• _TEXTO MOSTRADO_
____________
Tema[1]: La crisis de la zona euro está alemanizando Europa y haciendo a la UE perder apoyo ciudadano. Es necesaria una nueva narrativa sobre la necesidad de la UE en un mundo globalizado.
Resumen: La crisis de la zona euro ha dado lugar a una UE de acreedores y deudores, donde los acreedores están impulsando la alemanización de las economías del sur, al tiempo que las autoridades europeas intentan avanzar hacia una unión bancaria, fiscal, económica y política que permita la supervivencia del euro y de la UE. Sin embargo, al mismo tiempo, la ciudadanía se muestra crítica con la UE. Se impone, por tanto, además de completar la unión monetaria, generar una nueva narrativa ilusionante sobre la necesidad de Europa en un mundo globalizado.
Análisis:
Introducción
La crisis del euro se está convirtiendo en una pesadilla tanto para los ciudadanos como para los líderes políticos de la zona euro. Por una parte, los países del sur están sufriendo una severísima y prolongada crisis económica con tasas de paro inéditas y con un fuerte impacto sobre la cohesión social, que en buena medida asocian a las políticas impulsadas por la UE. Los ciudadanos se sienten apabullados por los recortes y no ven una salida a la crisis ni entienden por qué no se puede adoptar otra estrategia económica para superar los obstáculos. Por otra parte, los países del norte de Europa, aunque no sufren las penalidades económicas de forma significativa, también están cada vez más descontentos con Bruselas. Sus ciudadanos tienen la creciente sensación de que se les está exigiendo que rescaten a los países en dificultades cuando nunca fueron conscientes de haberse comprometido a tener que hacerlo.
Pero los líderes y las instituciones europeas continúan impulsando la integración. Ante la evidencia de que el diseño original del euro era incompleto y de que el coste de no salvar la moneda única sería demasiado elevado, han hecho de la necesidad virtud y se han lanzado a poner los cimientos de los Estados Unidos de Europa. Como en anteriores pasos de la integración, y siguiendo la lógica funcionalista según la cual cada paso adelante en la creación de una unión más estrecha lleva al siguiente, se ha optado por empezar por la unión bancaria para seguir con la fiscal, la económica y, finalmente, algún tipo de unión política que permita legitimar la enorme cesión de soberanía a las instituciones europeas que se está produciendo.
____________
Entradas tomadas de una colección
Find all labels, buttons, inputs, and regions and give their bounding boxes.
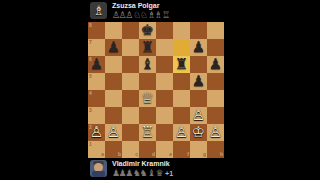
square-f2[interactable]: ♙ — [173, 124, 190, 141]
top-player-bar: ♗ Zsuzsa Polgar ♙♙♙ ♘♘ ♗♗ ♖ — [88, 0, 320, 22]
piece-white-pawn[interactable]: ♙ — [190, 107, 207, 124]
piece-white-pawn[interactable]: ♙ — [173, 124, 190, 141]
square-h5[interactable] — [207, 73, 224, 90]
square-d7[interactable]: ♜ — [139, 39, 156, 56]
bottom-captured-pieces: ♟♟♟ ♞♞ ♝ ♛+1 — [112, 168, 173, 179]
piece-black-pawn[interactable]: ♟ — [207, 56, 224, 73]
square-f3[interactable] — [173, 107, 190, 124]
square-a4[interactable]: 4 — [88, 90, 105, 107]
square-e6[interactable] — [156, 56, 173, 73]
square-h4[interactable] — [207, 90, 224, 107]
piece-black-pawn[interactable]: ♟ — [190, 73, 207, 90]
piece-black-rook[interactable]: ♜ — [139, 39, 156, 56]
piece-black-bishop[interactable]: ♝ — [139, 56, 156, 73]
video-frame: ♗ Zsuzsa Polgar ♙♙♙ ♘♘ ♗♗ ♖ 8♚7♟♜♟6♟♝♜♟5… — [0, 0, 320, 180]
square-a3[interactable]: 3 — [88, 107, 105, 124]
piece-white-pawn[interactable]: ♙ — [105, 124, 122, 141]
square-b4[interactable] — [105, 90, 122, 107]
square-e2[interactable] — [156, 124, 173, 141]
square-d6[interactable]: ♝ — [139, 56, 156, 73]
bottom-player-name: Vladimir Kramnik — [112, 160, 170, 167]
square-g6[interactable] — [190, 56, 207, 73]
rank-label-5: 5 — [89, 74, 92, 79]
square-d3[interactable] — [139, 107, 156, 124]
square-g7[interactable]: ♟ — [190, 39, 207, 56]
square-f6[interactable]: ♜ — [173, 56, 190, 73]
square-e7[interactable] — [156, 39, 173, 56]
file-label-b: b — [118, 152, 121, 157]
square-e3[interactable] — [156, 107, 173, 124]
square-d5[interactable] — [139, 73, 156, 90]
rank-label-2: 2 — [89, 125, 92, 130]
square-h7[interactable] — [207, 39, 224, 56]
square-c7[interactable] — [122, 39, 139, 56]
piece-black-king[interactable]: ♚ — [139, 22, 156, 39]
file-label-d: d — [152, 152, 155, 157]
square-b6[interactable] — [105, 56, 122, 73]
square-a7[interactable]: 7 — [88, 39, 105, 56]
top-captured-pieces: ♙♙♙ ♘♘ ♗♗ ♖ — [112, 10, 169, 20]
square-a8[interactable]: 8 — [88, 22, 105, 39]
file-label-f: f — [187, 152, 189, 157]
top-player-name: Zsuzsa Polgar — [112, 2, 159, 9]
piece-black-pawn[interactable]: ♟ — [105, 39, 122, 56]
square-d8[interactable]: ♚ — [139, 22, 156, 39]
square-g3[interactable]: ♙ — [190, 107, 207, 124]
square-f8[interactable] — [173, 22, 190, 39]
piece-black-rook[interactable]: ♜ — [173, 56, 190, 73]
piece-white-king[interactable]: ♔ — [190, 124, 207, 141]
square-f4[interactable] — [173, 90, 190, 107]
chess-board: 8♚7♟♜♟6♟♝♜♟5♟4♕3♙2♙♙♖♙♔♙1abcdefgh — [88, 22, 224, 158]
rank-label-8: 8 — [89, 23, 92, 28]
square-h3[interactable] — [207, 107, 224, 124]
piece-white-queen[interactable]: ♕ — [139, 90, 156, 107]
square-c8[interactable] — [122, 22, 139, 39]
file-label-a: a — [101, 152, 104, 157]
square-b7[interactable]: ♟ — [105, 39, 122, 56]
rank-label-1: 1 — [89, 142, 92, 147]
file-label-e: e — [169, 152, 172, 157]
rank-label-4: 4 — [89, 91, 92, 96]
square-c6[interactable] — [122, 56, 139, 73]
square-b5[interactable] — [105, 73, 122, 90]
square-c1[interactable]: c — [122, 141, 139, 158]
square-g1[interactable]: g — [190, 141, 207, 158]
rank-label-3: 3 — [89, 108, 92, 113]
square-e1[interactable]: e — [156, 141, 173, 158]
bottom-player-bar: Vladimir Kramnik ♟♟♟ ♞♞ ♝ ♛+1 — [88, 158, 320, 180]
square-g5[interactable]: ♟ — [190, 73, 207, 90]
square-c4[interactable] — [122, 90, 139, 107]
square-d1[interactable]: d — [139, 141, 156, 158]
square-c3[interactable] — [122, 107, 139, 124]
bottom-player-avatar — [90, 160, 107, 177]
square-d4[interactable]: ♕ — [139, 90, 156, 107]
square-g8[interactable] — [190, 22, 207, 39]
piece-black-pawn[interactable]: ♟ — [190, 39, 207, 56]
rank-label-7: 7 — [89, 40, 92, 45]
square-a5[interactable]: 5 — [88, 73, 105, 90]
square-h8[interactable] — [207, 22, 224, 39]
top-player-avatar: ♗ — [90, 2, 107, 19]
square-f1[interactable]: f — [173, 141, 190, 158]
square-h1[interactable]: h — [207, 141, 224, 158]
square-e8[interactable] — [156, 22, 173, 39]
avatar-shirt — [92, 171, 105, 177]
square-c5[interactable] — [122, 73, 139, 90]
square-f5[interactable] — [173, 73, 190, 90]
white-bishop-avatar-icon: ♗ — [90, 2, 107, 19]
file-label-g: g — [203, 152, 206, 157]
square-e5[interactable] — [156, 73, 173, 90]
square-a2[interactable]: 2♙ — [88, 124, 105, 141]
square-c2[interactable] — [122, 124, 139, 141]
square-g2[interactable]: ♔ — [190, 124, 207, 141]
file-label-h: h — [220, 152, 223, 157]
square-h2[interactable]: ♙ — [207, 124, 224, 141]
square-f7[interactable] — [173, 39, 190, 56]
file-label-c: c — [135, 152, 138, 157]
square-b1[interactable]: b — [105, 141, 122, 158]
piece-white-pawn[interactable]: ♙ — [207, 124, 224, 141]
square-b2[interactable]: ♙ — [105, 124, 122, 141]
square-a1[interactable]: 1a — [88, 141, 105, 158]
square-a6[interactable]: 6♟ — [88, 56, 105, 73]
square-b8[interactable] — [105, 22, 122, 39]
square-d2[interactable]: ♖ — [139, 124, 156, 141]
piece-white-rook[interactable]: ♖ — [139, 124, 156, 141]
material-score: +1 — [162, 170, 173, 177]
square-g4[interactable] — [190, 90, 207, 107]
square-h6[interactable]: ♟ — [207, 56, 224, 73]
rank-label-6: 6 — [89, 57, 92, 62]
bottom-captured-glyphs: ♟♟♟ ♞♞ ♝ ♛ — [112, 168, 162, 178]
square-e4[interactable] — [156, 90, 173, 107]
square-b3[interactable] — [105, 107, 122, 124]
____________
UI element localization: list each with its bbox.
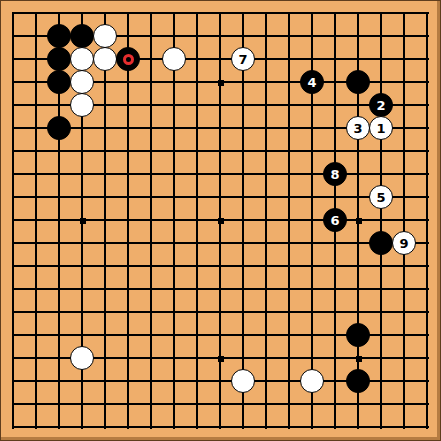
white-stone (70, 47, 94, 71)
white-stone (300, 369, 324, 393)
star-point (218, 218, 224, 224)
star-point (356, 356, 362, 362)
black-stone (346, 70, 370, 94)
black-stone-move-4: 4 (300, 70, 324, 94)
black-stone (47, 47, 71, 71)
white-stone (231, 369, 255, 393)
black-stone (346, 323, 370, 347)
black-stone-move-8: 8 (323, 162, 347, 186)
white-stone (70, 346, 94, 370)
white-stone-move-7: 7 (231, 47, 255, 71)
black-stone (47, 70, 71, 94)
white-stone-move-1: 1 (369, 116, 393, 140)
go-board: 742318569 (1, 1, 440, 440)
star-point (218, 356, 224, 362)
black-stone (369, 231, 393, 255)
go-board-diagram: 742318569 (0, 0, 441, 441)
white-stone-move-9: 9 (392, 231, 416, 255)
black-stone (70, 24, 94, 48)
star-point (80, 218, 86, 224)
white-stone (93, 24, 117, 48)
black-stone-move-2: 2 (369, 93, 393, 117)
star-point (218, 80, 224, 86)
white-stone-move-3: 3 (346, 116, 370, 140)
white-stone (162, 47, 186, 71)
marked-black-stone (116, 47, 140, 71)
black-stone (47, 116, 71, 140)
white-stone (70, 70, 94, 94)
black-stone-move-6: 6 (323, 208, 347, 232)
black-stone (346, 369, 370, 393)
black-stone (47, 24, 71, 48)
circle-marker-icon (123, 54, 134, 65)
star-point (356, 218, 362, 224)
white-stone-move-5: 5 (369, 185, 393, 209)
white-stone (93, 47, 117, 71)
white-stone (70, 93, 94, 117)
____________
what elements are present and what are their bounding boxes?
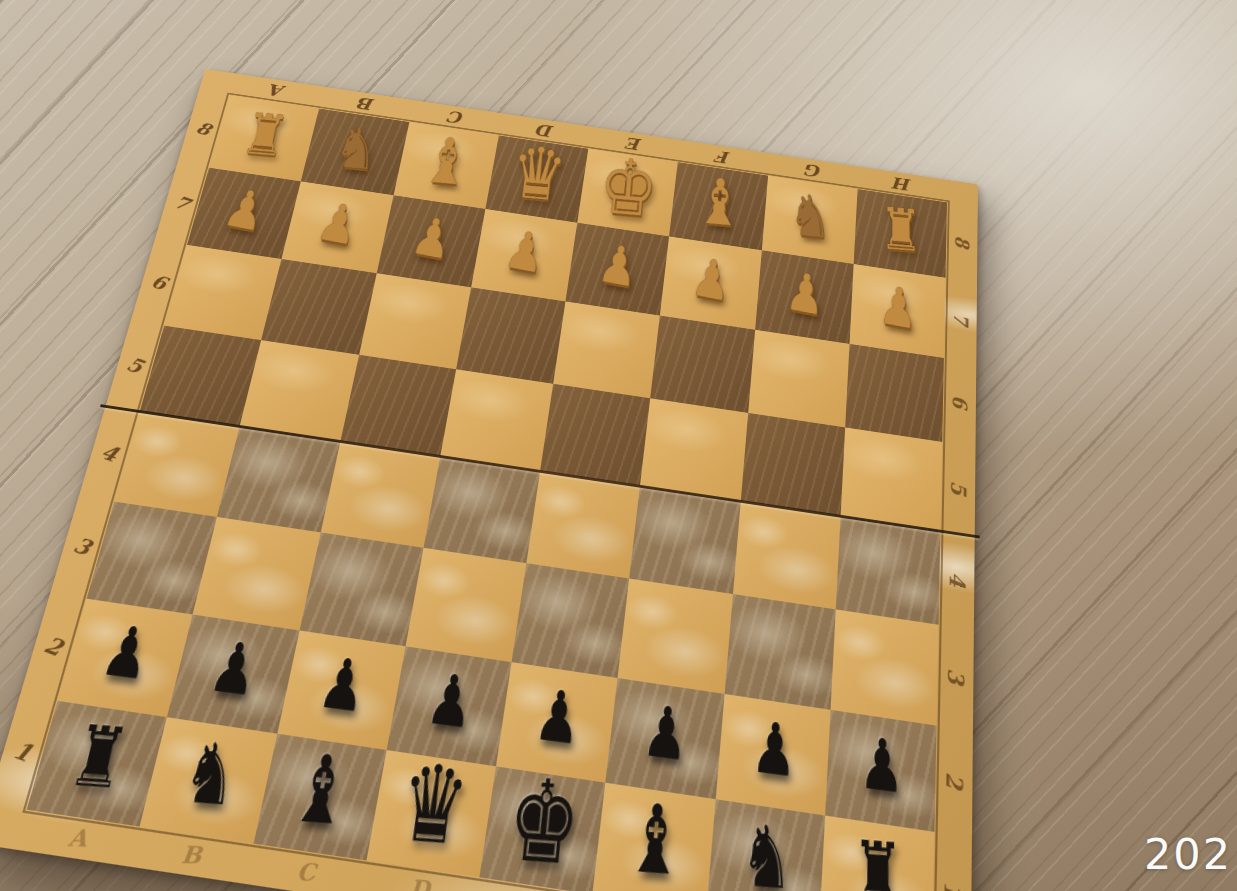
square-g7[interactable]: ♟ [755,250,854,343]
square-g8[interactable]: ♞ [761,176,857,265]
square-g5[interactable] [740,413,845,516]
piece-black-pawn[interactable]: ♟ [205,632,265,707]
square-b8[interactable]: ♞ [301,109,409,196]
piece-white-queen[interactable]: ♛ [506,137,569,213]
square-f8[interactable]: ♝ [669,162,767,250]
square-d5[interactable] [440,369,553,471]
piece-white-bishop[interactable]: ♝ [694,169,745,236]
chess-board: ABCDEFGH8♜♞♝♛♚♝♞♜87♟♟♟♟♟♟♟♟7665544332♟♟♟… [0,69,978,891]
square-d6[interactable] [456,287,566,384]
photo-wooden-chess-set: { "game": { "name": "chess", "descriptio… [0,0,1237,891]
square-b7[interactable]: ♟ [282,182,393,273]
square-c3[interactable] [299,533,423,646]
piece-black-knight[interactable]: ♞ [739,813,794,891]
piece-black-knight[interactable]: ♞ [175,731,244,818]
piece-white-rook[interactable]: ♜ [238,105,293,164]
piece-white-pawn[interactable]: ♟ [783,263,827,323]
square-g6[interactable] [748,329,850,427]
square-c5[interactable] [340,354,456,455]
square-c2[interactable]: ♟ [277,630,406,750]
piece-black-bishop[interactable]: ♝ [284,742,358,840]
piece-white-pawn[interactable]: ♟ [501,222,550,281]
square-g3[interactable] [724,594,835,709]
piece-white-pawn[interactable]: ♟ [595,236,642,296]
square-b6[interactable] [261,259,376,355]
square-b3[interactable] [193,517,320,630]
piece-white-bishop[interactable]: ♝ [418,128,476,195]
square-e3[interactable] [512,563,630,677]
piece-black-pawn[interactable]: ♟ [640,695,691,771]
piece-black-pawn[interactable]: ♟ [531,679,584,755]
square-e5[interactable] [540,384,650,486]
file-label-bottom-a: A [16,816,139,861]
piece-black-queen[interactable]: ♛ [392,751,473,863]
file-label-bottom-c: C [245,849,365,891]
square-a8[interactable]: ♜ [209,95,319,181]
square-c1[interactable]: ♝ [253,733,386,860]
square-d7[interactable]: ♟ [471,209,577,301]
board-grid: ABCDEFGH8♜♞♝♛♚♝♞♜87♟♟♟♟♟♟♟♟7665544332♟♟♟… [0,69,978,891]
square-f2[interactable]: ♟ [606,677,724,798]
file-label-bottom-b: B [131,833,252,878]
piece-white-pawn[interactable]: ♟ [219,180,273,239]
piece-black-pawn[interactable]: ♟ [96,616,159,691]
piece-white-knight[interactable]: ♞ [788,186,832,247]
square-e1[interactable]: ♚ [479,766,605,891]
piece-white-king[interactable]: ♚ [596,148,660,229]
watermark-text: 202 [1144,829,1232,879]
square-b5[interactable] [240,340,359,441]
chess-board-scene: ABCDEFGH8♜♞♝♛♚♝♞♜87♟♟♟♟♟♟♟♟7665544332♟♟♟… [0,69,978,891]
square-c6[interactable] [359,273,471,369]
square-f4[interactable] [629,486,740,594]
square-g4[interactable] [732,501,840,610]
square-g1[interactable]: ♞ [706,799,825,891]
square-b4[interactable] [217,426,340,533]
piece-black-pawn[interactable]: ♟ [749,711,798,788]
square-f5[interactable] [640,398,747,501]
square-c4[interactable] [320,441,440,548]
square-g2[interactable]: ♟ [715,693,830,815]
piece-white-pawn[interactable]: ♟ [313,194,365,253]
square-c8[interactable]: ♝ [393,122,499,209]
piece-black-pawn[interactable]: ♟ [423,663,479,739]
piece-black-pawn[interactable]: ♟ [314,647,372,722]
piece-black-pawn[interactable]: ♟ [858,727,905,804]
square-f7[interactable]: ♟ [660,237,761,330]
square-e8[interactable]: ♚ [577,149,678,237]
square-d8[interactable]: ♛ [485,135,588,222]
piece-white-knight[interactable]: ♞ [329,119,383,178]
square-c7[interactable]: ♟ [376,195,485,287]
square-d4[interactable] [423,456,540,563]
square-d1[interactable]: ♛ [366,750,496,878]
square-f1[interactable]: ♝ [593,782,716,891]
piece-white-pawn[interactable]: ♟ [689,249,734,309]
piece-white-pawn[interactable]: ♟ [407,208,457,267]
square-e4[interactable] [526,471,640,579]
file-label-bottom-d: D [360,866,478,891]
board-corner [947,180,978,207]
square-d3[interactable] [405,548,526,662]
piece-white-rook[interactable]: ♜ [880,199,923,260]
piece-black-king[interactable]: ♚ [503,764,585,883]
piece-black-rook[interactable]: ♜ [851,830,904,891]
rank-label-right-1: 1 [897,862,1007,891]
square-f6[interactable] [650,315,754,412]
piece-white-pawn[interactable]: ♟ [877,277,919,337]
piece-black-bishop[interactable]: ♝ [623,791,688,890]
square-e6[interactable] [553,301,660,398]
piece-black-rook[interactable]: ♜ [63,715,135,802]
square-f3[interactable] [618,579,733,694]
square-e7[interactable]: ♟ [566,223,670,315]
____________
Copia de nuevo el texto sobre la crisis de la zona euro desde "Tema[1]: La crisis" hasta "UE en un mundo globalizado.", cambiando "zona euro" por "eurozona".

• _RESULTADO_
Tema[1]: La crisis de la eurozona está alemanizando Europa y haciendo a la UE perder apoyo ciudadano. Es necesaria una nueva narrativa sobre la necesidad de la UE en un mundo globalizado.